### What the task requires
Count the lines below that contain the word "following" and give only that number.

Items from a data source:
***

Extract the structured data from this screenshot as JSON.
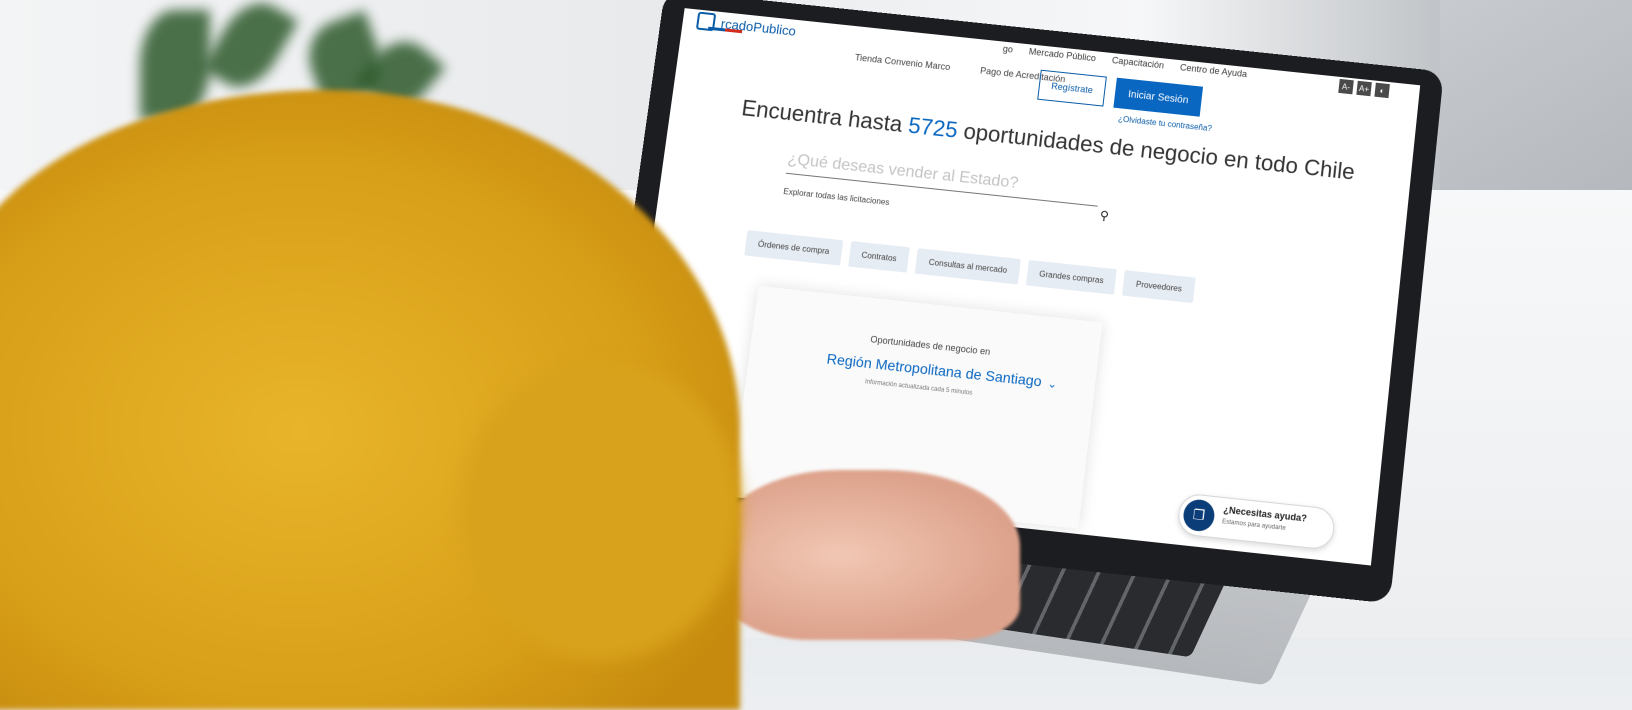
{
  "site": {
    "logo_text": "rcadoPublico"
  },
  "header": {
    "nav_links": [
      "go",
      "Mercado Público",
      "Capacitación",
      "Centro de Ayuda"
    ],
    "accessibility": [
      "A-",
      "A+",
      "◐"
    ],
    "sub_links": [
      "Tienda Convenio Marco",
      "Pago de Acreditación"
    ],
    "register_label": "Regístrate",
    "login_label": "Iniciar Sesión",
    "forgot_label": "¿Olvidaste tu contraseña?"
  },
  "hero": {
    "prefix": "Encuentra hasta",
    "count": "5725",
    "suffix": "oportunidades de negocio en todo Chile"
  },
  "search": {
    "placeholder": "¿Qué deseas vender al Estado?",
    "explore_label": "Explorar todas las licitaciones"
  },
  "chips": [
    "Órdenes de compra",
    "Contratos",
    "Consultas al mercado",
    "Grandes compras",
    "Proveedores"
  ],
  "region": {
    "intro": "Oportunidades de negocio en",
    "name": "Región Metropolitana de Santiago",
    "update_note": "Información actualizada cada 5 minutos"
  },
  "help": {
    "title": "¿Necesitas ayuda?",
    "subtitle": "Estamos para ayudarte"
  },
  "colors": {
    "brand_blue": "#0a67c1",
    "sweater": "#e0a820"
  }
}
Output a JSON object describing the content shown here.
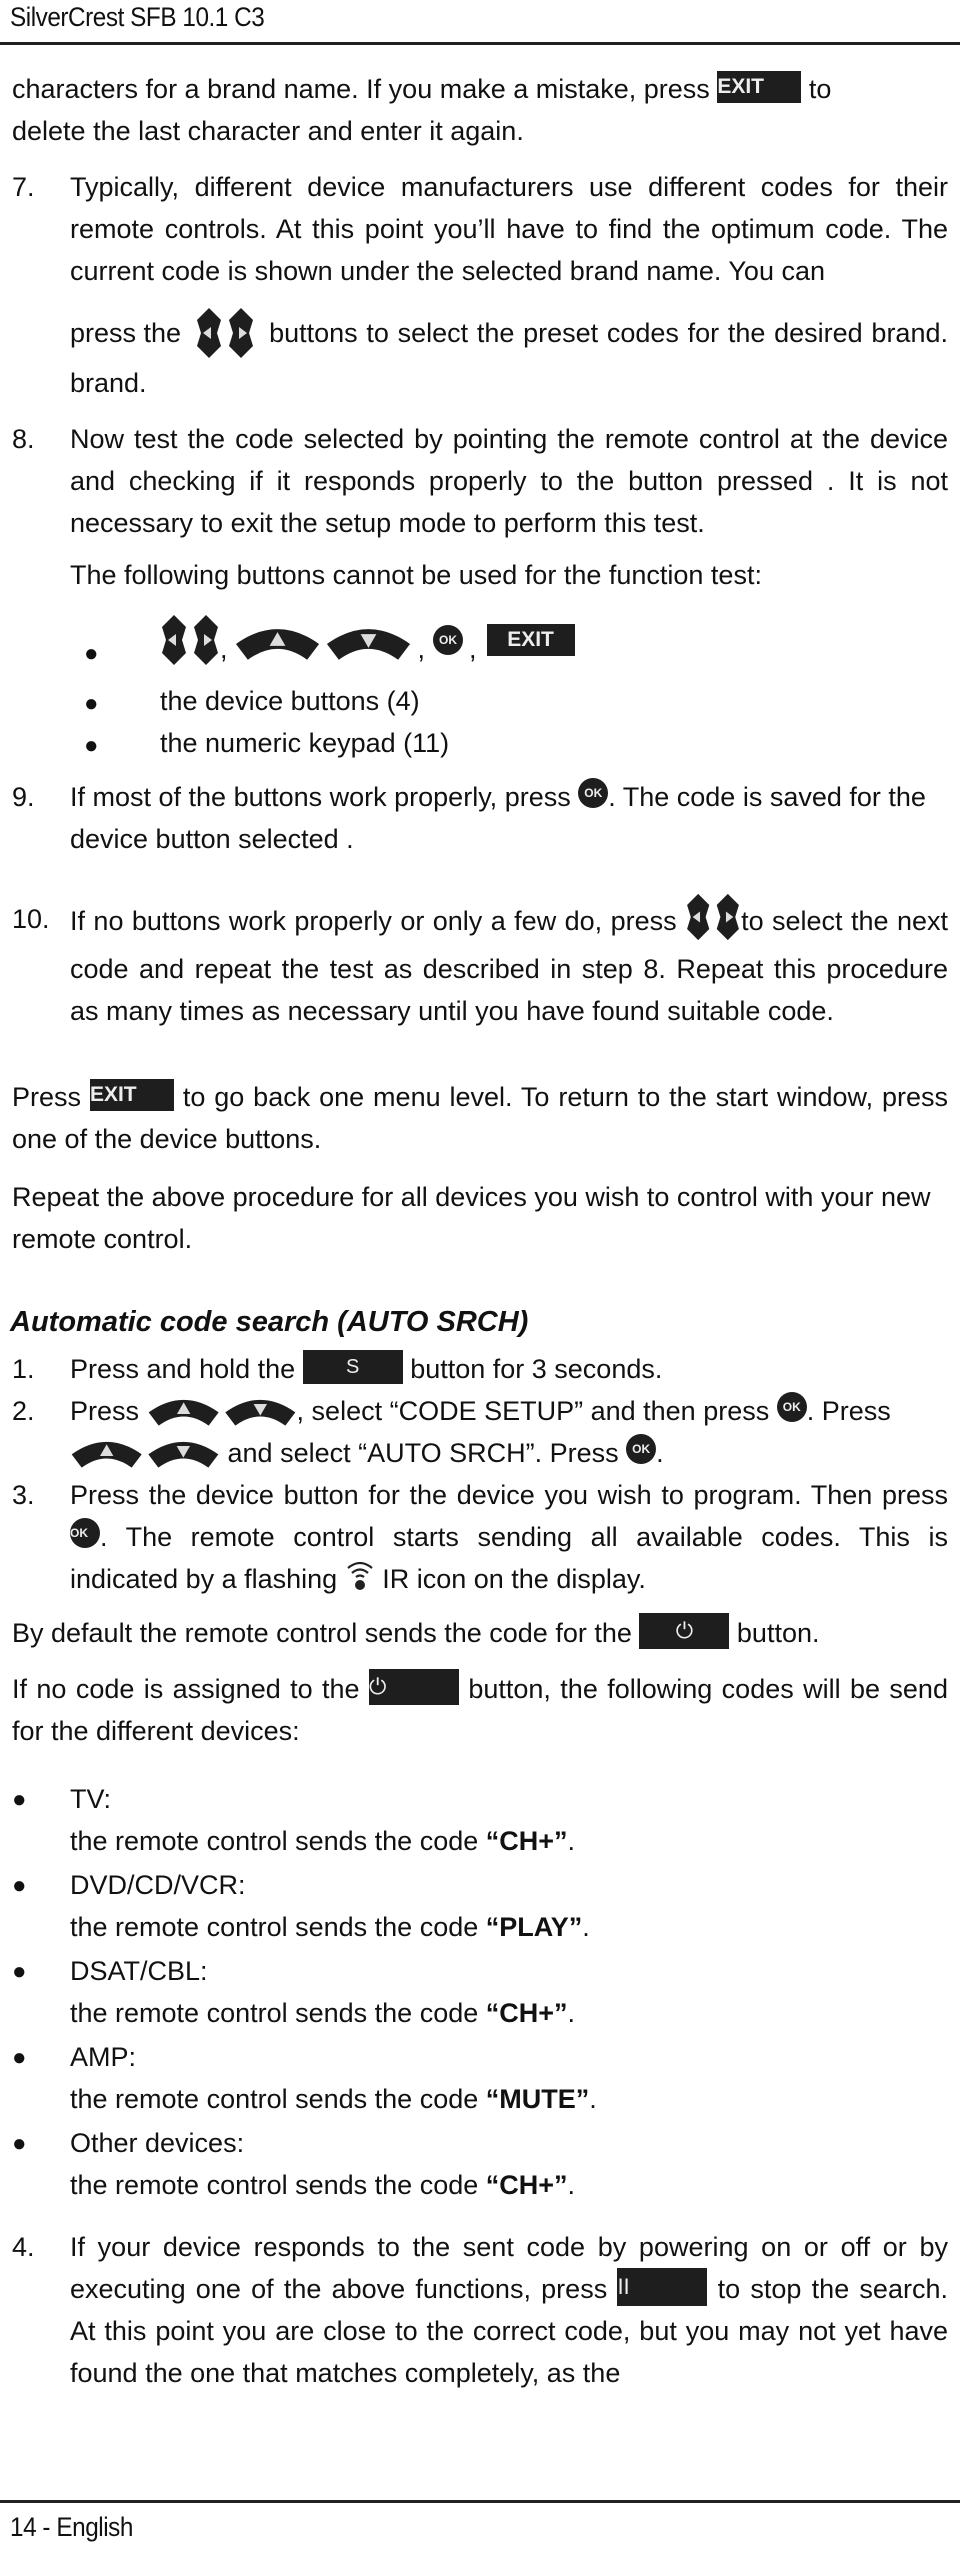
{
  "header": {
    "title": "SilverCrest SFB 10.1 C3"
  },
  "footer": {
    "page_label": "14 - English"
  },
  "buttons": {
    "exit": "EXIT",
    "ok": "OK",
    "s": "S",
    "power": "⏻",
    "pause": "II"
  },
  "intro": {
    "line1_a": "characters for a brand name. If you make a mistake, press",
    "line1_b": "to",
    "line2": "delete the last character and enter it again."
  },
  "step7": {
    "num": "7.",
    "text": "Typically, different device manufacturers use different codes for their remote controls. At this point you’ll have to find the optimum code. The current code is shown under the selected brand name. You can",
    "press_a": "press the",
    "press_b": "buttons to select the preset codes for the desired brand."
  },
  "step8": {
    "num": "8.",
    "text": "Now test the code selected by pointing the remote control at the device and checking if it responds properly to the button pressed . It is not necessary to exit the setup mode to perform this test.",
    "following": "The following buttons cannot be used for the function test:",
    "bullets": {
      "sep": ",",
      "device_buttons": "the device buttons (4)",
      "keypad": "the numeric keypad (11)"
    }
  },
  "step9": {
    "num": "9.",
    "a": "If most of the buttons work properly, press",
    "b": ". The code is saved for the device button selected ."
  },
  "step10": {
    "num": "10.",
    "a": "If no buttons work properly or only a few do, press",
    "b": "to select the next code and repeat the test as described in step 8. Repeat this procedure as many times as necessary until you have found suitable code."
  },
  "press_exit": {
    "a": "Press",
    "b": "to go back one menu level. To return to the start window, press one of the device buttons."
  },
  "repeat_text": "Repeat the above procedure for all devices you wish to control with your new remote control.",
  "auto": {
    "heading": "Automatic code search (AUTO SRCH)",
    "s1": {
      "num": "1.",
      "a": "Press and hold the",
      "b": "button for 3 seconds."
    },
    "s2": {
      "num": "2.",
      "a": "Press",
      "b": ", select “CODE SETUP” and then press",
      "c": ". Press",
      "d": "and select “AUTO SRCH”. Press",
      "e": "."
    },
    "s3": {
      "num": "3.",
      "a": "Press the device button for the device you wish to program. Then press",
      "b": ". The remote control starts sending all available codes. This is indicated by a flashing",
      "c": "IR icon on the display."
    },
    "default_a": "By default the remote control sends the code for the",
    "default_b": "button.",
    "noassign_a": "If no code is assigned to the",
    "noassign_b": "button, the following codes will be send for the different devices:",
    "sends_prefix": "the remote control sends the code",
    "devices": [
      {
        "name": "TV:",
        "code": "“CH+”"
      },
      {
        "name": "DVD/CD/VCR:",
        "code": "“PLAY”"
      },
      {
        "name": "DSAT/CBL:",
        "code": "“CH+”"
      },
      {
        "name": "AMP:",
        "code": "“MUTE”"
      },
      {
        "name": "Other devices:",
        "code": "“CH+”"
      }
    ],
    "s4": {
      "num": "4.",
      "a": "If your device responds to the sent code by powering on or off or by executing one of the above functions, press",
      "b": "to stop the search. At this point you are close to the correct code, but you may not yet have found the one that matches completely, as the"
    }
  }
}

***

### Output below
2